Return each entry exactly, omitting nothing.

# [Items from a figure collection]
************

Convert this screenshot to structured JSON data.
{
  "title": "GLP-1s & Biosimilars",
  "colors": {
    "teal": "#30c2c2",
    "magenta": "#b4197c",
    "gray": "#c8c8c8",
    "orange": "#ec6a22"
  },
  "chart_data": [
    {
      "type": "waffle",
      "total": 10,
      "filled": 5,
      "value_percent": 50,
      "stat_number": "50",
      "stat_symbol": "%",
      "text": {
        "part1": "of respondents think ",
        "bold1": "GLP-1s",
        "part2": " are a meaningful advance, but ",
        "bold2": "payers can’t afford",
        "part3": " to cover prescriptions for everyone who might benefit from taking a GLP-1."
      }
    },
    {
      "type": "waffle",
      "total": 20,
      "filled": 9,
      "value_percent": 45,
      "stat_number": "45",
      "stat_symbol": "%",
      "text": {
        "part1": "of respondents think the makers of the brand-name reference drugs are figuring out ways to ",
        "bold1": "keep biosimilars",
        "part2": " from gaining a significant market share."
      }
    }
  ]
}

************

# [Response to the task]
Convert this screenshot to structured JSON data.
{
  "title": "GLP-1s & Biosimilars",
  "colors": {
    "teal": "#30c2c2",
    "magenta": "#b4197c",
    "gray": "#c8c8c8",
    "orange": "#ec6a22"
  },
  "chart_data": [
    {
      "type": "waffle",
      "total": 10,
      "filled": 5,
      "value_percent": 50,
      "stat_number": "50",
      "stat_symbol": "%",
      "text": {
        "part1": "of respondents think ",
        "bold1": "GLP-1s",
        "part2": " are a meaningful advance, but ",
        "bold2": "payers can’t afford",
        "part3": " to cover prescriptions for everyone who might benefit from taking a GLP-1."
      }
    },
    {
      "type": "waffle",
      "total": 20,
      "filled": 9,
      "value_percent": 45,
      "stat_number": "45",
      "stat_symbol": "%",
      "text": {
        "part1": "of respondents think the makers of the brand-name reference drugs are figuring out ways to ",
        "bold1": "keep biosimilars",
        "part2": " from gaining a significant market share."
      }
    }
  ]
}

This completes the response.